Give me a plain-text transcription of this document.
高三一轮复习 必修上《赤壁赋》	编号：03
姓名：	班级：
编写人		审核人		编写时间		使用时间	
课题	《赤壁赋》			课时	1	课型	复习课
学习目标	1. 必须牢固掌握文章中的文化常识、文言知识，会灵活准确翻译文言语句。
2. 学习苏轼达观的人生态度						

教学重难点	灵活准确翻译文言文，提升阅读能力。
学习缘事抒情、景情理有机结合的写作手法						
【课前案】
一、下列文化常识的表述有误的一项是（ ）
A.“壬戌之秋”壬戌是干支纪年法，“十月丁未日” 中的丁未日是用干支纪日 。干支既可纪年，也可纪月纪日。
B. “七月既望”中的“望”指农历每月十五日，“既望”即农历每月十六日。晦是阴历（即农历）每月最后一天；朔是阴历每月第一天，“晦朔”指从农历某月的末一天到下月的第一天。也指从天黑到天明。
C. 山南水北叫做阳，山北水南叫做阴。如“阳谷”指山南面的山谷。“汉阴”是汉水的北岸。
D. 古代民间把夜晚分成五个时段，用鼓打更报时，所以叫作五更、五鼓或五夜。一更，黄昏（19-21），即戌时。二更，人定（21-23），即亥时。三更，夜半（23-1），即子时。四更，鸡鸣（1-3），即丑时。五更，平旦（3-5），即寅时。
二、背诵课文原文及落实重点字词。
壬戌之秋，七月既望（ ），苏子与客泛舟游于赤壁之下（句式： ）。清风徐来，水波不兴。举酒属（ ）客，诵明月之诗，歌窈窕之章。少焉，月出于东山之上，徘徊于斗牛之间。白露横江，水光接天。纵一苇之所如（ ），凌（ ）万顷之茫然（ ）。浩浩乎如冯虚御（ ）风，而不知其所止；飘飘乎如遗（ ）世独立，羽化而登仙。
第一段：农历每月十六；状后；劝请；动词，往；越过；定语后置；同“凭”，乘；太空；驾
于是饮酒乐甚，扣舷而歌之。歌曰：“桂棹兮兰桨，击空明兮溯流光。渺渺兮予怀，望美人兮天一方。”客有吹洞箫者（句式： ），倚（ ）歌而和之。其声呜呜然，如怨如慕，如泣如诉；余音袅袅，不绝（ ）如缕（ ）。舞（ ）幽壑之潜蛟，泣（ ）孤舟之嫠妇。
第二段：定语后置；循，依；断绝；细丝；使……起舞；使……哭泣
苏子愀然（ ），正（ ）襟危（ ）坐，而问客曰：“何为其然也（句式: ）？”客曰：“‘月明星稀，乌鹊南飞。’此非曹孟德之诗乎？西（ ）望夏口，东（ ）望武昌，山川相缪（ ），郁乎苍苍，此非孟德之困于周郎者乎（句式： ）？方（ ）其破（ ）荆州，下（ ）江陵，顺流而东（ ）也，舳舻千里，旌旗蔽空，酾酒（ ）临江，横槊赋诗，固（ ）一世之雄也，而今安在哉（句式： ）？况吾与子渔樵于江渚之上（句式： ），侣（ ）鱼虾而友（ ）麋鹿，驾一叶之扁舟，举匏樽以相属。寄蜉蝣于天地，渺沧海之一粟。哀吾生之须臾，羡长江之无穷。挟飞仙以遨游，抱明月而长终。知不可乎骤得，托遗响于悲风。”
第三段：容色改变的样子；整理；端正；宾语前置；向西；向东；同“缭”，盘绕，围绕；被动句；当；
-*-*-
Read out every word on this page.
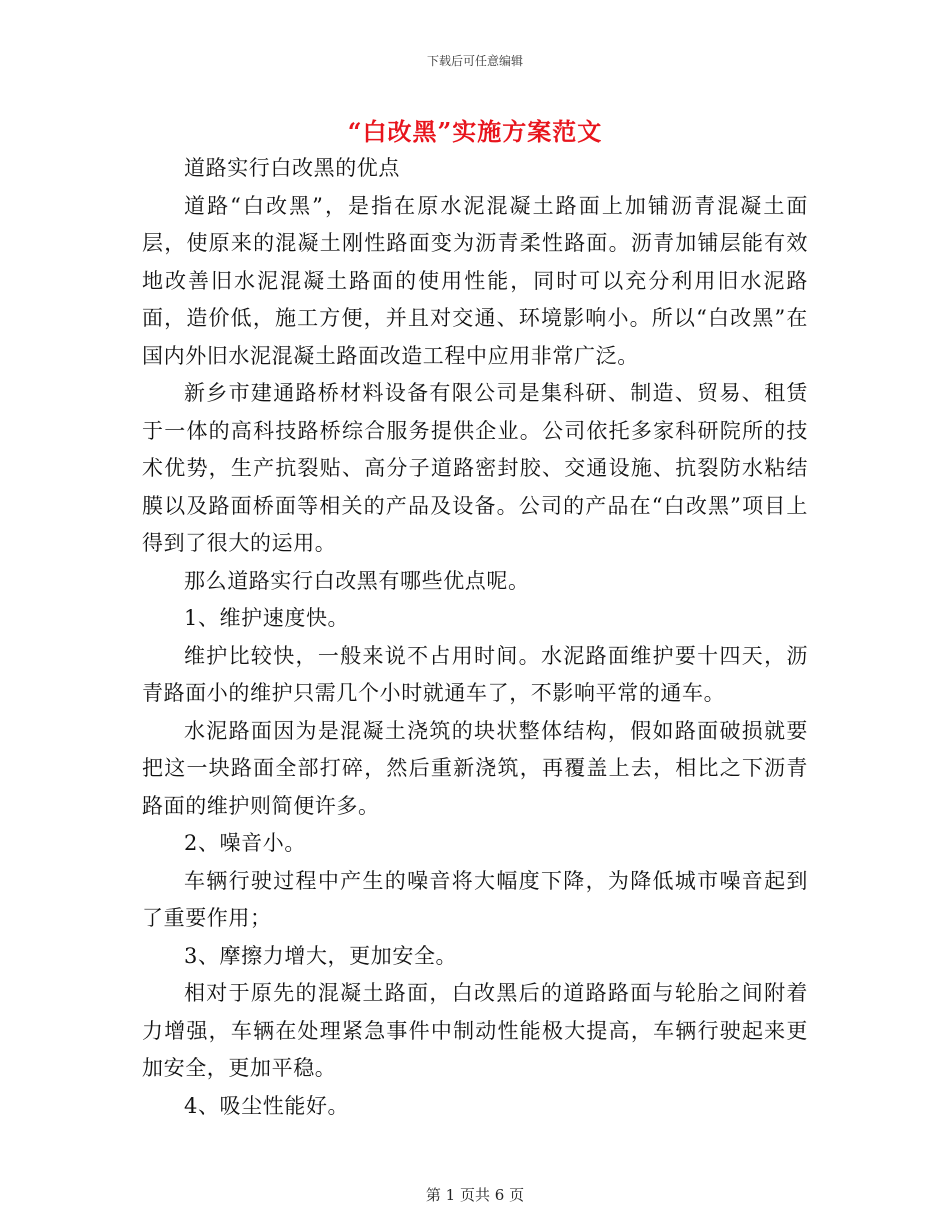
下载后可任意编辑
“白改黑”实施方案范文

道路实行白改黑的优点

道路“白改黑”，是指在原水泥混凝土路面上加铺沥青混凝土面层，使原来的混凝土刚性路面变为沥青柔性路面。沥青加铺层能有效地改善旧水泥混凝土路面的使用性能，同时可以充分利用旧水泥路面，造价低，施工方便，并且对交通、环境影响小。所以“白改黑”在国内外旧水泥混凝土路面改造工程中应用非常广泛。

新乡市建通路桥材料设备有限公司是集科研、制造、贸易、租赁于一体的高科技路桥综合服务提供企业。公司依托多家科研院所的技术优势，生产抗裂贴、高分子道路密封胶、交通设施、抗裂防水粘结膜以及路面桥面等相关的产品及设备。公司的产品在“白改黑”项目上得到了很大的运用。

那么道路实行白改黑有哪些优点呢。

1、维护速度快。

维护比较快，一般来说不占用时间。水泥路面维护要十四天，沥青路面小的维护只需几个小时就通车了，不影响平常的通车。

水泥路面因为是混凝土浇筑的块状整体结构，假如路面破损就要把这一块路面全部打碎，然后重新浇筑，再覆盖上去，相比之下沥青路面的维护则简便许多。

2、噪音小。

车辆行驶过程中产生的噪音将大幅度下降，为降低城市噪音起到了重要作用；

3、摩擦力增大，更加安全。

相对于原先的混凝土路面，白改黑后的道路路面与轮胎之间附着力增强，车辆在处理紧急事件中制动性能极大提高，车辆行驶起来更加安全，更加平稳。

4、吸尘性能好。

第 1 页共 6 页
-*-*-
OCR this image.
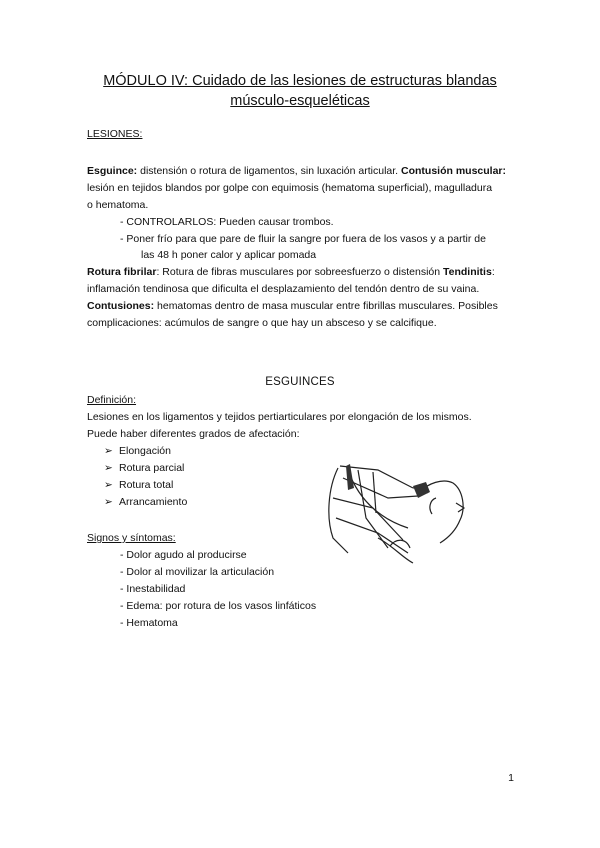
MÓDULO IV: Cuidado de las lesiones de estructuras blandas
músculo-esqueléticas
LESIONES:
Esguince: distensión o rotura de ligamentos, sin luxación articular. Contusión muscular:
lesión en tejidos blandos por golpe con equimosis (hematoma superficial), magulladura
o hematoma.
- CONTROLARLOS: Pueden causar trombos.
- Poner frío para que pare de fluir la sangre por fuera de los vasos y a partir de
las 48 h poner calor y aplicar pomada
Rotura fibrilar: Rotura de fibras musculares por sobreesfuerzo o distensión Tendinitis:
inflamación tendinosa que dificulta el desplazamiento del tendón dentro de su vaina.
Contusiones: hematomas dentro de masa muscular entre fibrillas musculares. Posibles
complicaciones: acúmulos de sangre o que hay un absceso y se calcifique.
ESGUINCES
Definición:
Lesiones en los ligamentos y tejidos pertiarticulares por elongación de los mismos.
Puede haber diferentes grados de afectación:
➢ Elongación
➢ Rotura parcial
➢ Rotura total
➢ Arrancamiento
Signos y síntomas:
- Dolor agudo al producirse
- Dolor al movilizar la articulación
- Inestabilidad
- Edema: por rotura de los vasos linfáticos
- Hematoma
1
-*-*-
▶ **EXERCISE REQUIREMENTS**
Looking at the records above, report how many lines contain the word "dentro". Answer with the number only.

▶ **IN RESPONSE**
2